* start *

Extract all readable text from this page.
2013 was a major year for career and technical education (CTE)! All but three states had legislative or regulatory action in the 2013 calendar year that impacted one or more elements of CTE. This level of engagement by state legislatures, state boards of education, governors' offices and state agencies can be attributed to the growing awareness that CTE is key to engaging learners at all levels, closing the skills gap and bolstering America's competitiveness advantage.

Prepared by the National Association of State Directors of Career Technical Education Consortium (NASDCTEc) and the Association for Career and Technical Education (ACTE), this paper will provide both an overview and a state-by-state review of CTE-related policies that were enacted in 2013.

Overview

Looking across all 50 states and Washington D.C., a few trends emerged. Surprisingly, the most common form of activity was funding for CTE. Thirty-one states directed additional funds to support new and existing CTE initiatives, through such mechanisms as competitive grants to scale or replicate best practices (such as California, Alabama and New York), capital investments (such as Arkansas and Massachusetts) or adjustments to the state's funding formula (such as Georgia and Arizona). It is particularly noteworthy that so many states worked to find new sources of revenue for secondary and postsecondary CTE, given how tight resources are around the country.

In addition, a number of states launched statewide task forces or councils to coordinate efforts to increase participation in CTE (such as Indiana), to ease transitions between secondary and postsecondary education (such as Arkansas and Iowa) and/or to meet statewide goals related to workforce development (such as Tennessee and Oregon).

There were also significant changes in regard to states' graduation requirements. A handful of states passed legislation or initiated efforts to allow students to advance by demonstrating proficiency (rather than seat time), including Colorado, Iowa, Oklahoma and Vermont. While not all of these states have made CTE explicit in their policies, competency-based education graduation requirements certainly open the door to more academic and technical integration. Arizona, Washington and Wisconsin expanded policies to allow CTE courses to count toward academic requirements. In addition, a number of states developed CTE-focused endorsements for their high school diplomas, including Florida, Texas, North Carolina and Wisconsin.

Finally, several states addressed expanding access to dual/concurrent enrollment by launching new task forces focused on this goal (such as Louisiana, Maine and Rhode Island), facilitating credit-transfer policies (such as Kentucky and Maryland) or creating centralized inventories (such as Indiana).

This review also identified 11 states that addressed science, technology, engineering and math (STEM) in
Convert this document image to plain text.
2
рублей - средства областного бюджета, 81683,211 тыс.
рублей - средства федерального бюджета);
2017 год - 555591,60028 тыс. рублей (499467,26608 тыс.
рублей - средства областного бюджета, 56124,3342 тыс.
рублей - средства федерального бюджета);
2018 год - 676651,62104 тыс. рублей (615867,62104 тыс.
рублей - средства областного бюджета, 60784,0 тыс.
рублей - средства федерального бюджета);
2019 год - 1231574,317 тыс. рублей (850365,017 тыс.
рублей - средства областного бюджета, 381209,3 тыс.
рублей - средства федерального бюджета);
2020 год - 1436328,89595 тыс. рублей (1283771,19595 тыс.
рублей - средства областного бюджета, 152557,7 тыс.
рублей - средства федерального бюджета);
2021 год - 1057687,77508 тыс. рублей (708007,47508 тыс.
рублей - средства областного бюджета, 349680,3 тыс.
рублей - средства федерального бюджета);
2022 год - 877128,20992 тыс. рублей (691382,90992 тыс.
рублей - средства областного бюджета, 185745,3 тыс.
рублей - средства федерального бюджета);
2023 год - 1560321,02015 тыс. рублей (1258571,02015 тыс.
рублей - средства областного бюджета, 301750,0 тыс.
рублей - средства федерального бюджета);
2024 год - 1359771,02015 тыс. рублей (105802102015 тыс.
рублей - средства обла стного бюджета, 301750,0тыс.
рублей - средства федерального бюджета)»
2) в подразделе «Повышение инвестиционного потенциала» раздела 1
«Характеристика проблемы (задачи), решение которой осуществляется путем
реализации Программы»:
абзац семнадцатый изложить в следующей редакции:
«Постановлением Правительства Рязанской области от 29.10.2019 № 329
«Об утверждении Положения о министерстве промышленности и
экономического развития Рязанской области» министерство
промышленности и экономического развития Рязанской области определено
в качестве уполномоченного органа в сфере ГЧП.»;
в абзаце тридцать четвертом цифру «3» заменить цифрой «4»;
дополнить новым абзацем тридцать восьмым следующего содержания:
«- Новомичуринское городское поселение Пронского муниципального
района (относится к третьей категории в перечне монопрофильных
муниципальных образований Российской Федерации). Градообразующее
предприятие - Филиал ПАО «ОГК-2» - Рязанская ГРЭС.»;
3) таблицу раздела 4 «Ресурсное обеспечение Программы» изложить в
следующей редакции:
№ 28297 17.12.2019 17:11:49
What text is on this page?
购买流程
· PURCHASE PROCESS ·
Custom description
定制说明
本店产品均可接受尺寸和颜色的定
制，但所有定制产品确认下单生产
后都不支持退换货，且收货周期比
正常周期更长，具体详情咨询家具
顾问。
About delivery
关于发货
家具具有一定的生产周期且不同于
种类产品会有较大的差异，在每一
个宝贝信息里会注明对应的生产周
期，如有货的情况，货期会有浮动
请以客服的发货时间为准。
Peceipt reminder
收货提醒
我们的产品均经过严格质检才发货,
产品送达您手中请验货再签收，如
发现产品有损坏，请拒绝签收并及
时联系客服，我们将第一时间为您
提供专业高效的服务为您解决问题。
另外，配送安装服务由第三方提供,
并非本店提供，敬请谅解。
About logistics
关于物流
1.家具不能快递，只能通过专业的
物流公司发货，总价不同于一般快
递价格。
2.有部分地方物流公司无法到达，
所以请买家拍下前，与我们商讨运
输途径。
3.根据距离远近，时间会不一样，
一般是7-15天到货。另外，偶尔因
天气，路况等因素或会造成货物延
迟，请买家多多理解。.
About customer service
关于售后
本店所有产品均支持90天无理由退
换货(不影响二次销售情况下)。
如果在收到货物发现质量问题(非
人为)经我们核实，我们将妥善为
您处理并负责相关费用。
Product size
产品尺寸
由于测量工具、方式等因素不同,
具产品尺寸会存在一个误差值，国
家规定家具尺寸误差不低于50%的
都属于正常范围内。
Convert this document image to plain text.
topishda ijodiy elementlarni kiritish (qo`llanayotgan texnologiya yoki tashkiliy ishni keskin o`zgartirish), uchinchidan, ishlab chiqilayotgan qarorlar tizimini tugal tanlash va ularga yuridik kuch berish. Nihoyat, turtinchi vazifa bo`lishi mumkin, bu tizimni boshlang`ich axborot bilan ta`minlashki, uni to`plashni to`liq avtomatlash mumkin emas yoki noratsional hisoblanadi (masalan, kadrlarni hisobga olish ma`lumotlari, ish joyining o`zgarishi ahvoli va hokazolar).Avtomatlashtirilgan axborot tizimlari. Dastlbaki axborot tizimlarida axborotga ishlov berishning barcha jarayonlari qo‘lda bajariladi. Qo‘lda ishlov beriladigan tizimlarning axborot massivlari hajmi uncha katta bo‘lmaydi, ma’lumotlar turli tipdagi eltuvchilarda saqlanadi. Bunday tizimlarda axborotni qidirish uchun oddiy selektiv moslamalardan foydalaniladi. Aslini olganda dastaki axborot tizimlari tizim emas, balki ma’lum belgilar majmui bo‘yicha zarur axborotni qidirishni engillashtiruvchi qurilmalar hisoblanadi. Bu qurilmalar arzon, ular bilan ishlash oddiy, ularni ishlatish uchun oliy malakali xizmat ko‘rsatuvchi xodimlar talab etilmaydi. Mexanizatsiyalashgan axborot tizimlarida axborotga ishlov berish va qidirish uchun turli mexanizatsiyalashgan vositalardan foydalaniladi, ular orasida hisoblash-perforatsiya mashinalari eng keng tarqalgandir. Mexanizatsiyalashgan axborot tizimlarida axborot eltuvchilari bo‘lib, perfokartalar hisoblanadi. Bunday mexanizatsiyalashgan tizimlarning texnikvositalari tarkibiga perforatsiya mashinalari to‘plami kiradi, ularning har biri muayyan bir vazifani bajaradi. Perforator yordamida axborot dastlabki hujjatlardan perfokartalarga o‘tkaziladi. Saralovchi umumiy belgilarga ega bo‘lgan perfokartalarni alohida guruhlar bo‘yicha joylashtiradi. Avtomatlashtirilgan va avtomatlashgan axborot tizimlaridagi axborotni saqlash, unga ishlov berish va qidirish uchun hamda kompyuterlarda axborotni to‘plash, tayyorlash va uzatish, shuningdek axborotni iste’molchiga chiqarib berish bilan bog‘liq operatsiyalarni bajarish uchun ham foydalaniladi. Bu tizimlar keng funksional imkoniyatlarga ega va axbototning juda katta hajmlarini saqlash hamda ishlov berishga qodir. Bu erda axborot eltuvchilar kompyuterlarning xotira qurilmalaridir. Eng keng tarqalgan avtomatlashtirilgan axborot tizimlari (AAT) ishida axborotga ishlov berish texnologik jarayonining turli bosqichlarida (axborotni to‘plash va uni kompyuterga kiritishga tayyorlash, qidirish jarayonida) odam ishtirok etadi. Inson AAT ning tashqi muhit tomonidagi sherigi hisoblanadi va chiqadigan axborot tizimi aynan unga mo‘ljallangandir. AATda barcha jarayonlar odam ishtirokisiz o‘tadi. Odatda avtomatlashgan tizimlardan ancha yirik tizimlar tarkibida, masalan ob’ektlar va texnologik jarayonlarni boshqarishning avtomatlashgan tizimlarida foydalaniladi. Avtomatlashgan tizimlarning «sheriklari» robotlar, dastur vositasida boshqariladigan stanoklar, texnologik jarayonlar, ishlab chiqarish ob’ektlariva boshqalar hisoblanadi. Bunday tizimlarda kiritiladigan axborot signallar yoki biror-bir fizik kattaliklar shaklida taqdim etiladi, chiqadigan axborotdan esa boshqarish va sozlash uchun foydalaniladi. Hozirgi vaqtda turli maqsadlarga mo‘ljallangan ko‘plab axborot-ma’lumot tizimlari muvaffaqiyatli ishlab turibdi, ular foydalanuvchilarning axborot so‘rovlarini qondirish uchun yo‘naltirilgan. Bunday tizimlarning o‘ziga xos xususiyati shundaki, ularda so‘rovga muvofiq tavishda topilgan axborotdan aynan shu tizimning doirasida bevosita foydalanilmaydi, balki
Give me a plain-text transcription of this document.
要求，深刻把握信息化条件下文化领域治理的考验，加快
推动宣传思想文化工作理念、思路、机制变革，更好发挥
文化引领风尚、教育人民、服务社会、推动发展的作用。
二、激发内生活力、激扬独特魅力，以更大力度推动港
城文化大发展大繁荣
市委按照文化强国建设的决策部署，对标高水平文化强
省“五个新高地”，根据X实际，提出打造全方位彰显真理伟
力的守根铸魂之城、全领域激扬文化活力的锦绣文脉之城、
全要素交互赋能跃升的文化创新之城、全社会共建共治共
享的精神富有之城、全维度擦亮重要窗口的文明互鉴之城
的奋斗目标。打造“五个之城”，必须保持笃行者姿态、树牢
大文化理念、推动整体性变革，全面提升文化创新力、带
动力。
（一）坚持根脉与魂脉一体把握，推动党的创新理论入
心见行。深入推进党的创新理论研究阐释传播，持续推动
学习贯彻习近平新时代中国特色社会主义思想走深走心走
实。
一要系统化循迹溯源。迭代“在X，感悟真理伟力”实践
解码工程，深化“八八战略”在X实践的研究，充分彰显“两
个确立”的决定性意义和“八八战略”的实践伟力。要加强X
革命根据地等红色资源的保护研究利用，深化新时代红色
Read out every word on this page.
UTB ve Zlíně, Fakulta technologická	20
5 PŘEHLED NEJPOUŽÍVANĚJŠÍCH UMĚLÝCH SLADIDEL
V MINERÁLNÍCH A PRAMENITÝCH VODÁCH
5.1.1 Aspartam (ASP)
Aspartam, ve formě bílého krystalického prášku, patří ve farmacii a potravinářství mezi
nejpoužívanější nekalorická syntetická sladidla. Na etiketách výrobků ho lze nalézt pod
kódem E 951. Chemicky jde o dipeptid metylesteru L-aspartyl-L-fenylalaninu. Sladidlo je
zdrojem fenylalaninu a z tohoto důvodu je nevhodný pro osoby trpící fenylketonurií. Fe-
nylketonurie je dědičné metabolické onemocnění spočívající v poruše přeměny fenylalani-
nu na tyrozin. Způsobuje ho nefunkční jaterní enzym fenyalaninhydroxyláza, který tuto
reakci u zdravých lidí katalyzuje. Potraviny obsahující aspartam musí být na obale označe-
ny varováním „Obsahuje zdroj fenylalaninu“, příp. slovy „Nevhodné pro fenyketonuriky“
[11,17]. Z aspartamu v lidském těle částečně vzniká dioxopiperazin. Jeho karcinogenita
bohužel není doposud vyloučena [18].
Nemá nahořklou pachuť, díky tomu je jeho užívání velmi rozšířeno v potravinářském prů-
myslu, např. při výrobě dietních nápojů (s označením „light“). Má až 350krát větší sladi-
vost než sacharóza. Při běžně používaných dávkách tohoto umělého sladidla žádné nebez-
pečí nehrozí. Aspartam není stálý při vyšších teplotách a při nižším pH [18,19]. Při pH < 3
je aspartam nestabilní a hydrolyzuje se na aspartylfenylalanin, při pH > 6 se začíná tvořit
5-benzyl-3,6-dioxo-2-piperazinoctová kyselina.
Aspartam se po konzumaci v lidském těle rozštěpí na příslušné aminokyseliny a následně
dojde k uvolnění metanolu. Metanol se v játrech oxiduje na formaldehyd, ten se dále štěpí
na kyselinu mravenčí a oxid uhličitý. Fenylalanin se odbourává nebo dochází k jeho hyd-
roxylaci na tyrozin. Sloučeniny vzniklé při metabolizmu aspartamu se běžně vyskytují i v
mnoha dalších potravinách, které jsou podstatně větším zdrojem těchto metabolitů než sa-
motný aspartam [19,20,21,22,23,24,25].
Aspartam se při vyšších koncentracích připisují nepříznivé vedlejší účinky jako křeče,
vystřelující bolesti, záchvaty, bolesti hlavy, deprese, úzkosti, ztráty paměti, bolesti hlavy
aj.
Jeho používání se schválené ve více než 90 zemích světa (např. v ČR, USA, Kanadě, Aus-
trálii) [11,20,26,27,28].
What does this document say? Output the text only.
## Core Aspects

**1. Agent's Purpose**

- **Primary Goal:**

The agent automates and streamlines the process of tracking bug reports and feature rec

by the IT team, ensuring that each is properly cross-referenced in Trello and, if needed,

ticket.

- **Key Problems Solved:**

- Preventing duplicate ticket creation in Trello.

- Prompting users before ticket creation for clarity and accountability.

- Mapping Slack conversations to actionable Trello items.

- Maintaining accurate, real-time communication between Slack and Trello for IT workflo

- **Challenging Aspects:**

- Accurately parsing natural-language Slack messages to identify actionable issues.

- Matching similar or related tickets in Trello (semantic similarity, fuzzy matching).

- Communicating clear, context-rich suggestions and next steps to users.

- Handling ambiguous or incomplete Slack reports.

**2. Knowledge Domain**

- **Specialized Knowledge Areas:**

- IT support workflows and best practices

* end *

• Problem to solve:
Show every line in the entries where the string "раздела" occurs.

• The result:
2) в подразделе «Повышение инвестиционного потенциала» раздела 1
3) таблицу раздела 4 «Ресурсное обеспечение Программы» изложить в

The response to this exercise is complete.